WRITTEN EXERCISE: Filter the records below down to lines containing "horizontal".

Stored items:
━━━━
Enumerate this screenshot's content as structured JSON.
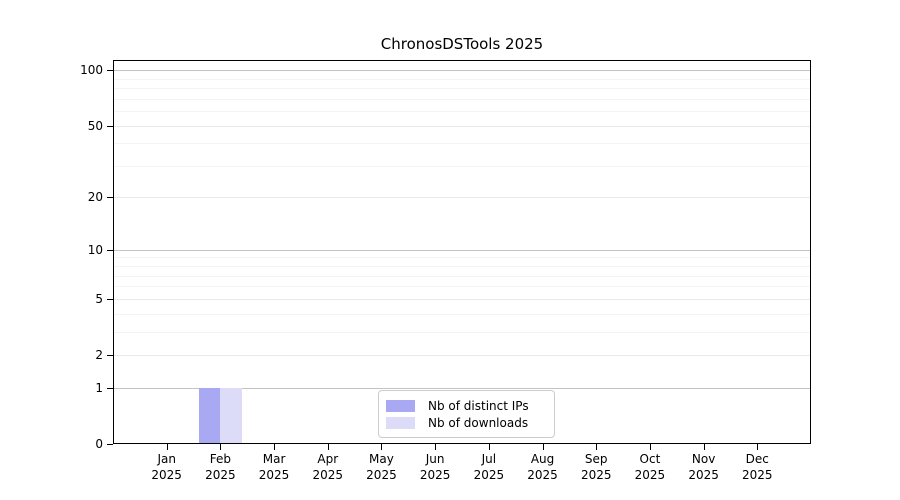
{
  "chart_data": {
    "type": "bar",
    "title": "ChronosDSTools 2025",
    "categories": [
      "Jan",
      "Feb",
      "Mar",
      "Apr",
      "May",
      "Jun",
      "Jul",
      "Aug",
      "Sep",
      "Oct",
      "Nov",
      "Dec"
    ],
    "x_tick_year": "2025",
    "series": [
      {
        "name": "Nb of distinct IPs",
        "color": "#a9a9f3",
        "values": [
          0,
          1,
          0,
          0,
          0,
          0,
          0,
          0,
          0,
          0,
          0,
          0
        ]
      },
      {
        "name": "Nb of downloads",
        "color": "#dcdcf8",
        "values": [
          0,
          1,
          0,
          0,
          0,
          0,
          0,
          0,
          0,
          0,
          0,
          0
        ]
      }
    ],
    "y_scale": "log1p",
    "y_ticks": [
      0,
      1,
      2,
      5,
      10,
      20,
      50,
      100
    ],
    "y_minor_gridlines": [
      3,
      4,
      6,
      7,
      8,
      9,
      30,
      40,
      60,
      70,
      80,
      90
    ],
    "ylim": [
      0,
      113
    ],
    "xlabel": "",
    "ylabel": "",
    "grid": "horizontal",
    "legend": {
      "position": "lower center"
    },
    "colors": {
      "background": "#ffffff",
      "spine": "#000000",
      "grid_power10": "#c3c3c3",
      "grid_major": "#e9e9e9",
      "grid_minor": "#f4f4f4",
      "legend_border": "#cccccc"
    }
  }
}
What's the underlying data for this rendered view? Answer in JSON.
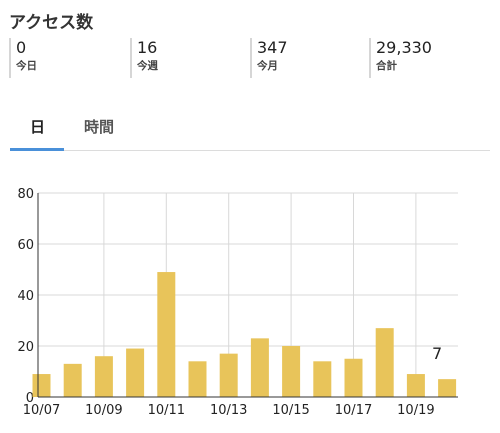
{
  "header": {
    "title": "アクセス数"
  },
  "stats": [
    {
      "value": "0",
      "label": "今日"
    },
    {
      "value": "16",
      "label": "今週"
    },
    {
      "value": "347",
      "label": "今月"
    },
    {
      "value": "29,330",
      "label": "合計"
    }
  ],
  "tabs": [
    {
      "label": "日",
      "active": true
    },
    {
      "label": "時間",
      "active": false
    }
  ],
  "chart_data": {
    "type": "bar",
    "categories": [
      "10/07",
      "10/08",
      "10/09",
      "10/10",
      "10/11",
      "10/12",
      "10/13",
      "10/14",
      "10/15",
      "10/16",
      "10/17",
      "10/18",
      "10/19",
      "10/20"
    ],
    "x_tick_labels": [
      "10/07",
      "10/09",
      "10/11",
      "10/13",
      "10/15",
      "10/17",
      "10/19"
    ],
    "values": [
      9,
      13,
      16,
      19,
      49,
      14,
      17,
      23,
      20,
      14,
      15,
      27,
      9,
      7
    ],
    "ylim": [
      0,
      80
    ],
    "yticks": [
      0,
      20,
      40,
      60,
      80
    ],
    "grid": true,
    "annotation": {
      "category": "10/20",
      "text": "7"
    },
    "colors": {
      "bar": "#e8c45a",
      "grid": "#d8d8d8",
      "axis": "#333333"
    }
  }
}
━━━━
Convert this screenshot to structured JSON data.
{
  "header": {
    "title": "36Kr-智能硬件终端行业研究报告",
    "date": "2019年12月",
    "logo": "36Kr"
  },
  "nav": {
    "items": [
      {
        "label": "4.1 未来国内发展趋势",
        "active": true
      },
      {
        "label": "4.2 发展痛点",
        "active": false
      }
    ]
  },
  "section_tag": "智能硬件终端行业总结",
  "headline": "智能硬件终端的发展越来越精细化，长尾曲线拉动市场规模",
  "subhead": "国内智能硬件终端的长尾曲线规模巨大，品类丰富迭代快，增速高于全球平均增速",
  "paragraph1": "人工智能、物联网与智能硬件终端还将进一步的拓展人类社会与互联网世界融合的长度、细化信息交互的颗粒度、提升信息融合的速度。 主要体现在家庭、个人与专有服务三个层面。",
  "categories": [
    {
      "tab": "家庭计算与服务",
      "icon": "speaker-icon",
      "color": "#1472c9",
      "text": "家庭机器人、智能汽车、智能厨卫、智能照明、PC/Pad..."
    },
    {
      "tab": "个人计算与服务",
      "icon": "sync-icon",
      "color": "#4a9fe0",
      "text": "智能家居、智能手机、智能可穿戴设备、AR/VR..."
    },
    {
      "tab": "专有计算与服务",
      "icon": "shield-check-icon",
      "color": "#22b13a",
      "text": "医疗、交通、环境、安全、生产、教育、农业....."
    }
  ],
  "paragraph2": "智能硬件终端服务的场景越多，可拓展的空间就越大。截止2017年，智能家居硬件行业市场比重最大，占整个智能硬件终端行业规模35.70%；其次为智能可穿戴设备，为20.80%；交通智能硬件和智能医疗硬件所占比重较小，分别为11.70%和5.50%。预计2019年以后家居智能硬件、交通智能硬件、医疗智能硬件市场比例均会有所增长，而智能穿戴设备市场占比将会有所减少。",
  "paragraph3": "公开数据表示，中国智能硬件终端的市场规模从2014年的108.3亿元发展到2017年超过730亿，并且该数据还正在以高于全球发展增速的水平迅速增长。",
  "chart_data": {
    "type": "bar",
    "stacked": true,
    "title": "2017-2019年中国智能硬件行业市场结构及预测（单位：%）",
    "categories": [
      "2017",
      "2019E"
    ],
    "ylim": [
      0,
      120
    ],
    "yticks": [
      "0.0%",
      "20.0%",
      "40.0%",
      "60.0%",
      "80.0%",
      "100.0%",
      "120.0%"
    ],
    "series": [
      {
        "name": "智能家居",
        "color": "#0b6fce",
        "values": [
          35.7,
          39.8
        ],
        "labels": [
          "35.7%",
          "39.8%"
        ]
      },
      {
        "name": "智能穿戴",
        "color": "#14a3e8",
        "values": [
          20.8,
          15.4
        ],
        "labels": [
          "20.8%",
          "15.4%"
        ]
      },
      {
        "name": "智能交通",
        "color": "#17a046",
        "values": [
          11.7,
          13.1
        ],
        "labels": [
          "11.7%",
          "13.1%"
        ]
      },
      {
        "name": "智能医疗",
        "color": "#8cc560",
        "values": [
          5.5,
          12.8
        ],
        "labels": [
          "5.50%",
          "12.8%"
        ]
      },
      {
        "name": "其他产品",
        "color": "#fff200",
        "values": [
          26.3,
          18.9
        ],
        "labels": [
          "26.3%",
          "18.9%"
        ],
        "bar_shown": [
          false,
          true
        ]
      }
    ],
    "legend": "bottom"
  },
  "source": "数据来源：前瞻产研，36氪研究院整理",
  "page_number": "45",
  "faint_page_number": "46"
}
━━━━
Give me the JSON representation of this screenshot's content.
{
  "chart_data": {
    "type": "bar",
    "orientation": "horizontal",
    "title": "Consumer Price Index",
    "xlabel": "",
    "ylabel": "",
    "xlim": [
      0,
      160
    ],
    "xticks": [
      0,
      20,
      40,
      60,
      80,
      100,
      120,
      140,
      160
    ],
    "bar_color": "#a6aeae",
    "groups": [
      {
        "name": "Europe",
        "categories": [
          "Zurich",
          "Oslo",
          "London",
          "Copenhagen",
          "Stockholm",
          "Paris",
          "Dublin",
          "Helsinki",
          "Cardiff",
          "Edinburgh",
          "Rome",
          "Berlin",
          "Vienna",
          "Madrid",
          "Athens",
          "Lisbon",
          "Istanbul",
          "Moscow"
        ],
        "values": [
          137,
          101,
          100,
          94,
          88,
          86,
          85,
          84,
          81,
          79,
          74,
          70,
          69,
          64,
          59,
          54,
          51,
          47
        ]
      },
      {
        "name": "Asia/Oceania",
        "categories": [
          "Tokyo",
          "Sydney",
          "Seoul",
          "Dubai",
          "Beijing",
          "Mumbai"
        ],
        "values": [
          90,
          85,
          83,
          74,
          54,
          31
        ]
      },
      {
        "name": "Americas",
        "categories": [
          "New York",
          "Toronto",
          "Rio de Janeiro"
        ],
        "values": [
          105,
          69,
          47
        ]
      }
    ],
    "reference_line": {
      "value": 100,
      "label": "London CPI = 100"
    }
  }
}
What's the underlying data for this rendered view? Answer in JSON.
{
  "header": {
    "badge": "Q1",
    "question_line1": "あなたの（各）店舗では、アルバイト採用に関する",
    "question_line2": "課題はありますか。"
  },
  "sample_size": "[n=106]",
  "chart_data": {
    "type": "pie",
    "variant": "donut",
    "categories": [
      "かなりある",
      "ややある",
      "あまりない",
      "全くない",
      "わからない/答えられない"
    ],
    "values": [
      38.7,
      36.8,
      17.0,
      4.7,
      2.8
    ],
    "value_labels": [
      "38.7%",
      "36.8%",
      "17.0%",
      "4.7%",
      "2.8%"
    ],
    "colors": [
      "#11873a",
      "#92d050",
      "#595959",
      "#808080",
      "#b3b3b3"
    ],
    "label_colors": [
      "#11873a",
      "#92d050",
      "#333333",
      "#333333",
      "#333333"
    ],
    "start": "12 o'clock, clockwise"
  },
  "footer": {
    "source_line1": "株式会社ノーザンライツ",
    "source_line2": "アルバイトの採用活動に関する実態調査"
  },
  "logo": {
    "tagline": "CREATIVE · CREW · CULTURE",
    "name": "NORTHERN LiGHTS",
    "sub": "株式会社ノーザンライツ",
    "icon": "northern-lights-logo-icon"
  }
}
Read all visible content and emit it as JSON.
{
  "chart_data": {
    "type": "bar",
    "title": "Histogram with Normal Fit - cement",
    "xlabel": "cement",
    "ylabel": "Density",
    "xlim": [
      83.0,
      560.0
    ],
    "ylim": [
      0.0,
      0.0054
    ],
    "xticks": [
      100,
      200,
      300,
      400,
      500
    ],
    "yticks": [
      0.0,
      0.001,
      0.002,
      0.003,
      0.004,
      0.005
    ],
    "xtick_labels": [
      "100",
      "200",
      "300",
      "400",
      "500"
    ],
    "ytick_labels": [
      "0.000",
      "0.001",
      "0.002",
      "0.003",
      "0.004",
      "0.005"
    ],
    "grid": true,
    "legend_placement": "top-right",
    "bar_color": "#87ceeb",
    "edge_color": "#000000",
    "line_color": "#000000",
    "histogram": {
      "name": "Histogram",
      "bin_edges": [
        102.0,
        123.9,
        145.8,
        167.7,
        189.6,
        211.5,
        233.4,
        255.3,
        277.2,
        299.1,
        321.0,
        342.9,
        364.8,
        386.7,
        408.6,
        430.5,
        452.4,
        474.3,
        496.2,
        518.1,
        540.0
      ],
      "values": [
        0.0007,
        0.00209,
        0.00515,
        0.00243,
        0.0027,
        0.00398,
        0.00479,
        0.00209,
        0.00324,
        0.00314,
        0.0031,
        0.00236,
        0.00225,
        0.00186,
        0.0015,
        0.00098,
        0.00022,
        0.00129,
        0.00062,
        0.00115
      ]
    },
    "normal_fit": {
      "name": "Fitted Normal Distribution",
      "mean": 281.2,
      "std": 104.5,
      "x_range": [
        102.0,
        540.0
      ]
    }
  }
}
━━━━
COMPLETE RESPONSE:
    "grid": "horizontal",
    "orientation": "horizontal",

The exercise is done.